--- What the task asks ---
Update the rows from the line with "legend-note: 34.8s+/-0.5s [167,583,228,595]" through the end of the rows, replacing "series-line" with "plot-line" and changing nothing else.

--------------------------------------------------

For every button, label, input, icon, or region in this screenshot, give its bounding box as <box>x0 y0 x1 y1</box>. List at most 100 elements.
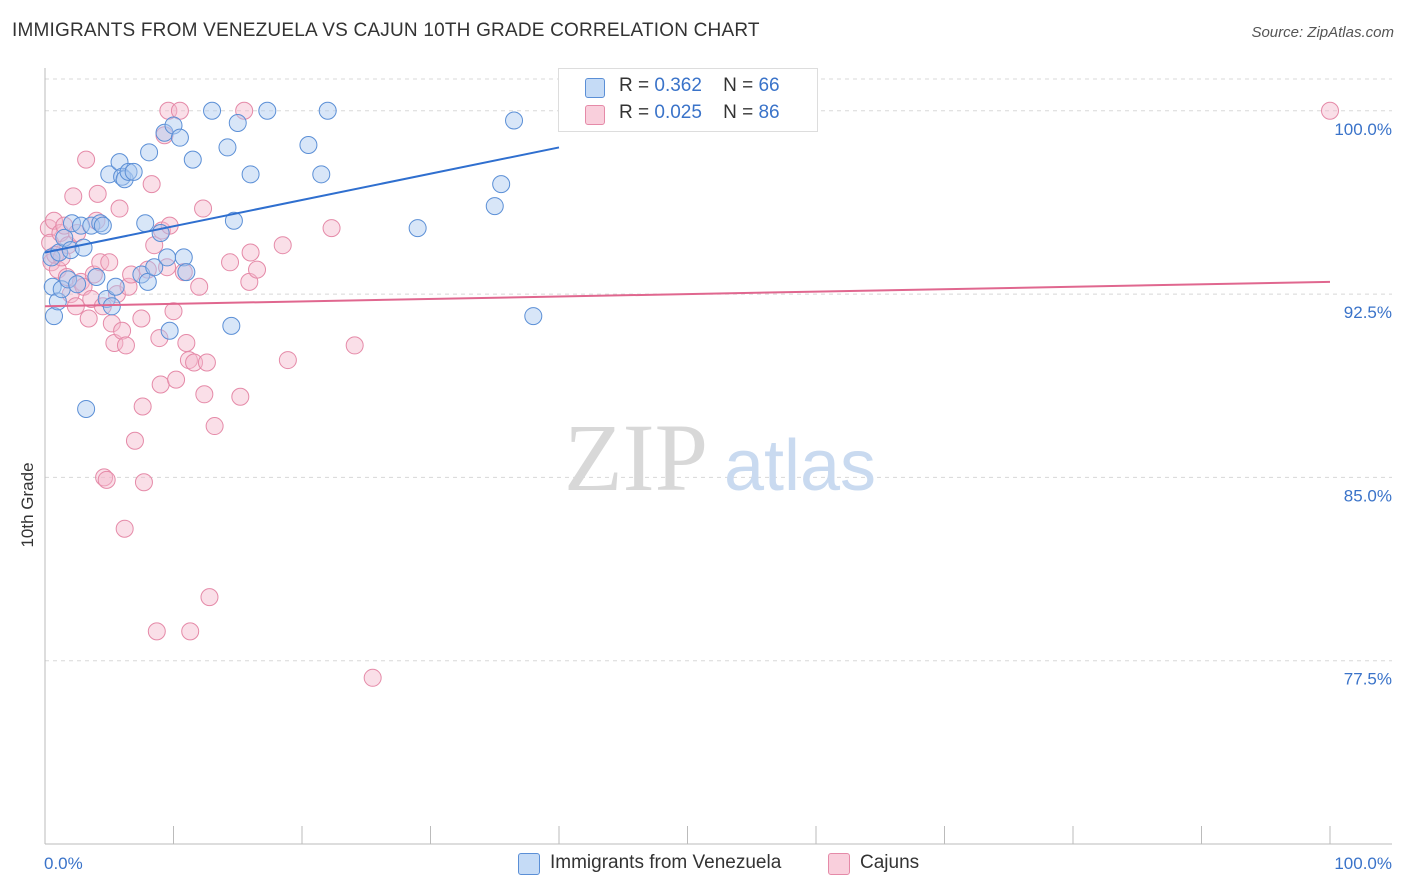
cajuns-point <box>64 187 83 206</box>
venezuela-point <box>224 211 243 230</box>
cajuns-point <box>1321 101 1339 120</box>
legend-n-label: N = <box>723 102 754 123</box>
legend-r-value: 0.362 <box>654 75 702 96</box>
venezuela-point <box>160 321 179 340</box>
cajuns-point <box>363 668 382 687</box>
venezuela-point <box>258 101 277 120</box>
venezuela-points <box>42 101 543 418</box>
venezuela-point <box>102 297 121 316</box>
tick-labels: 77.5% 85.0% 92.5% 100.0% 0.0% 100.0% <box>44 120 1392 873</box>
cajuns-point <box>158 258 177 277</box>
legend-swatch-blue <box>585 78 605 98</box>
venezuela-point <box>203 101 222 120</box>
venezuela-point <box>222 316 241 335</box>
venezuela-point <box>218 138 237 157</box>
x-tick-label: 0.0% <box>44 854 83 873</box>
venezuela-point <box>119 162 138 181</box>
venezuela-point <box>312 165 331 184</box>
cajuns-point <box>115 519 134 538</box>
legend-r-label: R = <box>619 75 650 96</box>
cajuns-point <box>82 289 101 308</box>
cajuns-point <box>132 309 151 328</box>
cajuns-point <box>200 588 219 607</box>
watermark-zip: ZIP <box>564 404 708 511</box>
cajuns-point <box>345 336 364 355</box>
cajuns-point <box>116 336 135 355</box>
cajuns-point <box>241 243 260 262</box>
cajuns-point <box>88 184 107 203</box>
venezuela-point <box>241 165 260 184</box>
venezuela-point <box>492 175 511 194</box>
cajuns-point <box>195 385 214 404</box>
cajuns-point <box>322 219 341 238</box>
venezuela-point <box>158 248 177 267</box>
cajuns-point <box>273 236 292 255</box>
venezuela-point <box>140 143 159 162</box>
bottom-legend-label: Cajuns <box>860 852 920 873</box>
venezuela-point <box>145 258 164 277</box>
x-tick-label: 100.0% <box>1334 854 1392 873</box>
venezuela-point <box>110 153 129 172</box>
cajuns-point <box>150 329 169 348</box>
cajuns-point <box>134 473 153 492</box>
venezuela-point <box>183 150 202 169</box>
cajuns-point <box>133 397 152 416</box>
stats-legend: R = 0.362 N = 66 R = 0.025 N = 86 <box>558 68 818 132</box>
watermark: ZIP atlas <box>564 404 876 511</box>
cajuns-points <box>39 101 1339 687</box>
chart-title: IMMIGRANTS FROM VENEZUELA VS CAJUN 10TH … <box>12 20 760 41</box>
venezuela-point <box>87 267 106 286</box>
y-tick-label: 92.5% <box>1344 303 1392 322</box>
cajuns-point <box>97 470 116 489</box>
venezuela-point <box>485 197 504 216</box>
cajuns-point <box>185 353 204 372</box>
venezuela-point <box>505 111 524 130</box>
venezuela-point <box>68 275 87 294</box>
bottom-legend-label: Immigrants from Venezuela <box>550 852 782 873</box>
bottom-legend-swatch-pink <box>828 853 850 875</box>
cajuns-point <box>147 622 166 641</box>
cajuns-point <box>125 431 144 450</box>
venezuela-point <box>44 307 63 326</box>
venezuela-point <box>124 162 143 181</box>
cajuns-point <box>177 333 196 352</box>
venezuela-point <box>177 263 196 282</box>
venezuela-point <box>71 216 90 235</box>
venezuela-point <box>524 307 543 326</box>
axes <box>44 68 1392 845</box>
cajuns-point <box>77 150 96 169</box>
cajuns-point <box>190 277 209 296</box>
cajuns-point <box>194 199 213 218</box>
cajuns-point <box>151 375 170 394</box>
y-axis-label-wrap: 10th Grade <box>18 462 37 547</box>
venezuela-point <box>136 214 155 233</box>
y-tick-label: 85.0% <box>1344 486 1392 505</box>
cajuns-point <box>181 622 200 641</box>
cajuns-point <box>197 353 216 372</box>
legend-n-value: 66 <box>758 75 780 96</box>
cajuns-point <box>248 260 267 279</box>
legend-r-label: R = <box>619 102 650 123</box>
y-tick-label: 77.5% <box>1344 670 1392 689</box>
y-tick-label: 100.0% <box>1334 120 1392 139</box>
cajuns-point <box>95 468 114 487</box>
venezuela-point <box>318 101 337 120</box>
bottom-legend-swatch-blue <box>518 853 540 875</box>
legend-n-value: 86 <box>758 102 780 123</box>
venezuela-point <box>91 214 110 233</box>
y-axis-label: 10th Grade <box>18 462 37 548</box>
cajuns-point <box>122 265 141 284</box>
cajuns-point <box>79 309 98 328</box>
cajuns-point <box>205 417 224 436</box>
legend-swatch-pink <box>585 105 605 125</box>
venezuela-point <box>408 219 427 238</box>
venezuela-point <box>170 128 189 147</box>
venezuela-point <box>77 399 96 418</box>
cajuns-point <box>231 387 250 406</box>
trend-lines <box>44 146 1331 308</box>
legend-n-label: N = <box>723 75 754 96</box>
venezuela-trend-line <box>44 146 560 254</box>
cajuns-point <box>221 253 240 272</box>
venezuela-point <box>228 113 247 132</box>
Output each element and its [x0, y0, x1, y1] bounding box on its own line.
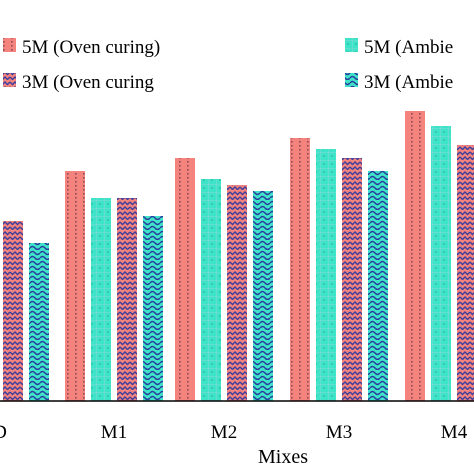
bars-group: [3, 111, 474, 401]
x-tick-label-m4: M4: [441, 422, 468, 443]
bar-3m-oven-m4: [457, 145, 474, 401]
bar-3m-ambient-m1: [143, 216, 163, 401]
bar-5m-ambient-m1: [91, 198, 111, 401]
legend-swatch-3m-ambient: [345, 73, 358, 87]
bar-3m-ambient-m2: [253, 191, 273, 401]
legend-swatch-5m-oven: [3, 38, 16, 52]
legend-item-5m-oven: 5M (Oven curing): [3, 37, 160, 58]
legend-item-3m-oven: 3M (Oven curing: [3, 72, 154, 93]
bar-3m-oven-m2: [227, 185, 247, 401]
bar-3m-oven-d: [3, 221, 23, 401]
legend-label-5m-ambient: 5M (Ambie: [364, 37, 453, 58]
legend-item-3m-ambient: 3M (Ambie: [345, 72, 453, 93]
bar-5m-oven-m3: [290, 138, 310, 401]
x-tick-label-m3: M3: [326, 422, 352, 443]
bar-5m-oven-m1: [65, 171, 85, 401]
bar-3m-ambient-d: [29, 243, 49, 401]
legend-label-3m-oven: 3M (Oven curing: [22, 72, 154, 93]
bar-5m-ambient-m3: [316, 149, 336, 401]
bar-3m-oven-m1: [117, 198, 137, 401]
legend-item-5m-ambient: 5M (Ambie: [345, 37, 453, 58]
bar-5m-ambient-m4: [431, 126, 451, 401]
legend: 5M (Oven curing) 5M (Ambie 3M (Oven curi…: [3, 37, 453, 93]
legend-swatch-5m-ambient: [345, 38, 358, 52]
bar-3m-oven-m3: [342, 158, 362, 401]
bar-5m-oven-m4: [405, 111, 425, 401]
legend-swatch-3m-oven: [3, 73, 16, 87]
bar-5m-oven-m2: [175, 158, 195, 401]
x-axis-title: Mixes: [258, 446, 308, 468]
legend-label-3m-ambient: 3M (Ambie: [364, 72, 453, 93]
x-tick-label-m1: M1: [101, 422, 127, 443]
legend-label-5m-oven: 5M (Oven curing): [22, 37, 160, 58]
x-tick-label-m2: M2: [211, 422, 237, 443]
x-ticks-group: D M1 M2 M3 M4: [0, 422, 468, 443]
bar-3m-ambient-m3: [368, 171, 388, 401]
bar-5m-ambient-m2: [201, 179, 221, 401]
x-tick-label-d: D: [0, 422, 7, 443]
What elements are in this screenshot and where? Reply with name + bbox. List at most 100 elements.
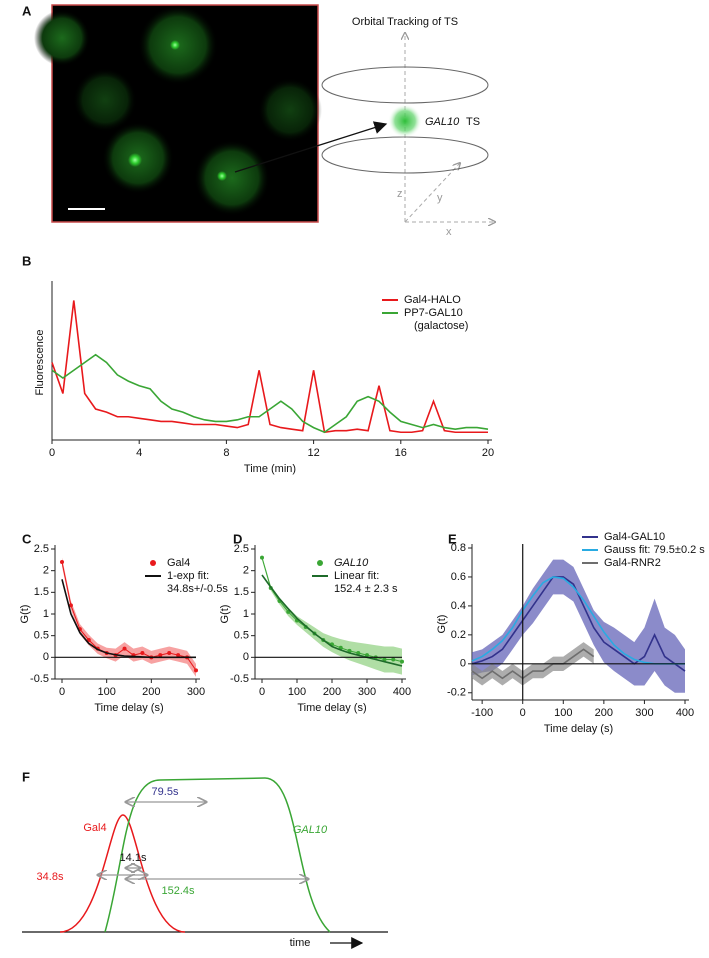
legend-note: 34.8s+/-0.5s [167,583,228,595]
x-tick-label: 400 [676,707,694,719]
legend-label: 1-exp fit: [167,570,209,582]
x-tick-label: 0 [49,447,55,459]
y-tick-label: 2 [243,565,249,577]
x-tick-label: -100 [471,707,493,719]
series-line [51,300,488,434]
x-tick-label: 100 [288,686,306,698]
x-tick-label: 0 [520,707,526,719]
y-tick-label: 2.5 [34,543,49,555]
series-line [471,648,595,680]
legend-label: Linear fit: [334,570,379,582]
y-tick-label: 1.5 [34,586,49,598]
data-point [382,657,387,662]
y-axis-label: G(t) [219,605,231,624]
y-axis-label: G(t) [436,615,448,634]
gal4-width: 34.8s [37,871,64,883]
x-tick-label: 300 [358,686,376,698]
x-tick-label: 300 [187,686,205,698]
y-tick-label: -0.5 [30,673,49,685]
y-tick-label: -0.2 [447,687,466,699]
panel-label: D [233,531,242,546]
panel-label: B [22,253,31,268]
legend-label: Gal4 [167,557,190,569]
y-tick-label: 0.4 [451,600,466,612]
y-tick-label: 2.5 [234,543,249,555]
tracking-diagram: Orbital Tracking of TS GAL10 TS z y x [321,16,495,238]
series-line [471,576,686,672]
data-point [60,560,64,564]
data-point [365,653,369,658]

--------------------------------------------------

--- Solution to the problem ---
legend-note: 34.8s+/-0.5s [167,583,228,595]
x-tick-label: 400 [676,707,694,719]
legend-label: 1-exp fit: [167,570,209,582]
x-tick-label: 0 [49,447,55,459]
y-tick-label: 2 [243,565,249,577]
x-tick-label: -100 [471,707,493,719]
plot-line [51,300,488,434]
x-tick-label: 100 [288,686,306,698]
x-tick-label: 0 [520,707,526,719]
y-tick-label: 2.5 [34,543,49,555]
plot-line [471,648,595,680]
legend-label: Linear fit: [334,570,379,582]
y-tick-label: 1.5 [34,586,49,598]
data-point [382,657,387,662]
y-axis-label: G(t) [219,605,231,624]
y-axis-label: G(t) [436,615,448,634]
gal4-width: 34.8s [37,871,64,883]
x-tick-label: 300 [358,686,376,698]
x-tick-label: 300 [187,686,205,698]
y-tick-label: -0.5 [30,673,49,685]
y-tick-label: -0.2 [447,687,466,699]
panel-label: D [233,531,242,546]
panel-label: B [22,253,31,268]
legend-label: Gal4 [167,557,190,569]
y-tick-label: 0.4 [451,600,466,612]
y-tick-label: 2.5 [234,543,249,555]
tracking-diagram: Orbital Tracking of TS GAL10 TS z y x [321,16,495,238]
plot-line [471,576,686,672]
data-point [60,560,64,564]
data-point [365,653,369,658]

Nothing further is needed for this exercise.